▶ [Your instructions]
Can the data below be set down again exactly, line for line?

▶ [The input]
==================================================

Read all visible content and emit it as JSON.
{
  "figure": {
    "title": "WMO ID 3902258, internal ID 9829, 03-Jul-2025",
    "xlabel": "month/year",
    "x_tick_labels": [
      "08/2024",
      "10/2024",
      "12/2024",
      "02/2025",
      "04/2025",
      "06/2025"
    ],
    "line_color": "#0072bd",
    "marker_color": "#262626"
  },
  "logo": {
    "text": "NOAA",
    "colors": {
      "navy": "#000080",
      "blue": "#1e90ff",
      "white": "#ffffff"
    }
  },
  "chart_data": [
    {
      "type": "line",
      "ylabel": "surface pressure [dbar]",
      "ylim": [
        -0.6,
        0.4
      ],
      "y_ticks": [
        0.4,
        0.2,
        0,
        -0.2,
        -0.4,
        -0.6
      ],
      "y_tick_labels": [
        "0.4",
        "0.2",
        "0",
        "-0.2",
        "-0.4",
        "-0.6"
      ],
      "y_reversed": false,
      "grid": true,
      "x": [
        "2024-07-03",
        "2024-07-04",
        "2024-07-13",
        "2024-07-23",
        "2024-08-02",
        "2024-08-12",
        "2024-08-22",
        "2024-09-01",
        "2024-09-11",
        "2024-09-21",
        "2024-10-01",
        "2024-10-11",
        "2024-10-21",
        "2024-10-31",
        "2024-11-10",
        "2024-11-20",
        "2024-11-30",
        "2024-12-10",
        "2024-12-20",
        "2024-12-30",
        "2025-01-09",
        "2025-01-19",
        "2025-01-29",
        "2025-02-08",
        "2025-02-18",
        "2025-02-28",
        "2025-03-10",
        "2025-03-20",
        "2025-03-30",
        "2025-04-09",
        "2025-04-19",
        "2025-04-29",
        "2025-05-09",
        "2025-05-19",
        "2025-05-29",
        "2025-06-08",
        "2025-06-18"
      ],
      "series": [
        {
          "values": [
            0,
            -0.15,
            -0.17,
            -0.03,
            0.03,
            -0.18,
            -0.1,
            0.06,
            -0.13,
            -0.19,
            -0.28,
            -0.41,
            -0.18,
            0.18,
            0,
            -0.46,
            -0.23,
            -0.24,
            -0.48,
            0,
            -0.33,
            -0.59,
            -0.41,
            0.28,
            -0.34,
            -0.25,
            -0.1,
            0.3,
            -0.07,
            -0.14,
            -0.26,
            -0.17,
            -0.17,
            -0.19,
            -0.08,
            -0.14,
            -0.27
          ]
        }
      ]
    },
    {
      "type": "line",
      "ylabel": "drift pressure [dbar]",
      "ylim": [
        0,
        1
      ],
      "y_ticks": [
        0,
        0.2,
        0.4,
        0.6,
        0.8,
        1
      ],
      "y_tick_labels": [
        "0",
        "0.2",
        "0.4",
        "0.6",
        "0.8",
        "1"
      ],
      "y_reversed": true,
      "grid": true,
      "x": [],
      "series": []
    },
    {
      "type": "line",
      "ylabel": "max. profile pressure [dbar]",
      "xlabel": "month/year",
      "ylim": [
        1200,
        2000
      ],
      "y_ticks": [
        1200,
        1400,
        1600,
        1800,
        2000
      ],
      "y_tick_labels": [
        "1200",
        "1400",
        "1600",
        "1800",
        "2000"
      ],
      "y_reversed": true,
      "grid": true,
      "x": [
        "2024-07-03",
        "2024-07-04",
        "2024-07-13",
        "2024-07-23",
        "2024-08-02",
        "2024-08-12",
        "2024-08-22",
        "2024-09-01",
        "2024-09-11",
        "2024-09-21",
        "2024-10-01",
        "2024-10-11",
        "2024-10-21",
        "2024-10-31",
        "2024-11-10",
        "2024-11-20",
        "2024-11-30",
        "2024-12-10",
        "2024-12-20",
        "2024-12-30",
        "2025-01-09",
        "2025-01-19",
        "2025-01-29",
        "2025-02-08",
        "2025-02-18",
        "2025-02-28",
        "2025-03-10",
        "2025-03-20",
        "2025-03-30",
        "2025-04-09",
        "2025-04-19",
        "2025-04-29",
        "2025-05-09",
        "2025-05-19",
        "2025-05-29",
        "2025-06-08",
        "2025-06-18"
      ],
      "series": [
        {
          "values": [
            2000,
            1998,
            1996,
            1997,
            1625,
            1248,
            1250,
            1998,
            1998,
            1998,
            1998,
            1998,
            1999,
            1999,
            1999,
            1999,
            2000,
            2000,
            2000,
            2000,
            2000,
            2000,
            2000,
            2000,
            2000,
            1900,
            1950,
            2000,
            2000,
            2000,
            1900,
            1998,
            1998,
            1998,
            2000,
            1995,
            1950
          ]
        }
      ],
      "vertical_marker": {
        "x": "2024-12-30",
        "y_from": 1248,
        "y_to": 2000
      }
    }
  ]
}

==================================================

▶ [Correct answer]
Read all visible content and emit it as JSON.
{
  "figure": {
    "title": "WMO ID 3902258, internal ID 9829, 03-Jul-2025",
    "xlabel": "month/year",
    "x_tick_labels": [
      "08/2024",
      "10/2024",
      "12/2024",
      "02/2025",
      "04/2025",
      "06/2025"
    ],
    "line_color": "#0072bd",
    "marker_color": "#262626"
  },
  "logo": {
    "text": "NOAA",
    "colors": {
      "navy": "#000080",
      "blue": "#1e90ff",
      "white": "#ffffff"
    }
  },
  "chart_data": [
    {
      "type": "line",
      "ylabel": "surface pressure [dbar]",
      "ylim": [
        -0.6,
        0.4
      ],
      "y_ticks": [
        0.4,
        0.2,
        0,
        -0.2,
        -0.4,
        -0.6
      ],
      "y_tick_labels": [
        "0.4",
        "0.2",
        "0",
        "-0.2",
        "-0.4",
        "-0.6"
      ],
      "y_reversed": false,
      "grid": true,
      "x": [
        "2024-07-03",
        "2024-07-04",
        "2024-07-13",
        "2024-07-23",
        "2024-08-02",
        "2024-08-12",
        "2024-08-22",
        "2024-09-01",
        "2024-09-11",
        "2024-09-21",
        "2024-10-01",
        "2024-10-11",
        "2024-10-21",
        "2024-10-31",
        "2024-11-10",
        "2024-11-20",
        "2024-11-30",
        "2024-12-10",
        "2024-12-20",
        "2024-12-30",
        "2025-01-09",
        "2025-01-19",
        "2025-01-29",
        "2025-02-08",
        "2025-02-18",
        "2025-02-28",
        "2025-03-10",
        "2025-03-20",
        "2025-03-30",
        "2025-04-09",
        "2025-04-19",
        "2025-04-29",
        "2025-05-09",
        "2025-05-19",
        "2025-05-29",
        "2025-06-08",
        "2025-06-18"
      ],
      "series": [
        {
          "values": [
            0,
            -0.15,
            -0.17,
            -0.03,
            0.03,
            -0.18,
            -0.1,
            0.06,
            -0.13,
            -0.19,
            -0.28,
            -0.41,
            -0.18,
            0.18,
            0,
            -0.46,
            -0.23,
            -0.24,
            -0.48,
            0,
            -0.33,
            -0.59,
            -0.41,
            0.28,
            -0.34,
            -0.25,
            -0.1,
            0.3,
            -0.07,
            -0.14,
            -0.26,
            -0.17,
            -0.17,
            -0.19,
            -0.08,
            -0.14,
            -0.27
          ]
        }
      ]
    },
    {
      "type": "line",
      "ylabel": "drift pressure [dbar]",
      "ylim": [
        0,
        1
      ],
      "y_ticks": [
        0,
        0.2,
        0.4,
        0.6,
        0.8,
        1
      ],
      "y_tick_labels": [
        "0",
        "0.2",
        "0.4",
        "0.6",
        "0.8",
        "1"
      ],
      "y_reversed": true,
      "grid": true,
      "x": [],
      "series": []
    },
    {
      "type": "line",
      "ylabel": "max. profile pressure [dbar]",
      "xlabel": "month/year",
      "ylim": [
        1200,
        2000
      ],
      "y_ticks": [
        1200,
        1400,
        1600,
        1800,
        2000
      ],
      "y_tick_labels": [
        "1200",
        "1400",
        "1600",
        "1800",
        "2000"
      ],
      "y_reversed": true,
      "grid": true,
      "x": [
        "2024-07-03",
        "2024-07-04",
        "2024-07-13",
        "2024-07-23",
        "2024-08-02",
        "2024-08-12",
        "2024-08-22",
        "2024-09-01",
        "2024-09-11",
        "2024-09-21",
        "2024-10-01",
        "2024-10-11",
        "2024-10-21",
        "2024-10-31",
        "2024-11-10",
        "2024-11-20",
        "2024-11-30",
        "2024-12-10",
        "2024-12-20",
        "2024-12-30",
        "2025-01-09",
        "2025-01-19",
        "2025-01-29",
        "2025-02-08",
        "2025-02-18",
        "2025-02-28",
        "2025-03-10",
        "2025-03-20",
        "2025-03-30",
        "2025-04-09",
        "2025-04-19",
        "2025-04-29",
        "2025-05-09",
        "2025-05-19",
        "2025-05-29",
        "2025-06-08",
        "2025-06-18"
      ],
      "series": [
        {
          "values": [
            2000,
            1998,
            1996,
            1997,
            1625,
            1248,
            1250,
            1998,
            1998,
            1998,
            1998,
            1998,
            1999,
            1999,
            1999,
            1999,
            2000,
            2000,
            2000,
            2000,
            2000,
            2000,
            2000,
            2000,
            2000,
            1900,
            1950,
            2000,
            2000,
            2000,
            1900,
            1998,
            1998,
            1998,
            2000,
            1995,
            1950
          ]
        }
      ],
      "vertical_marker": {
        "x": "2024-12-30",
        "y_from": 1248,
        "y_to": 2000
      }
    }
  ]
}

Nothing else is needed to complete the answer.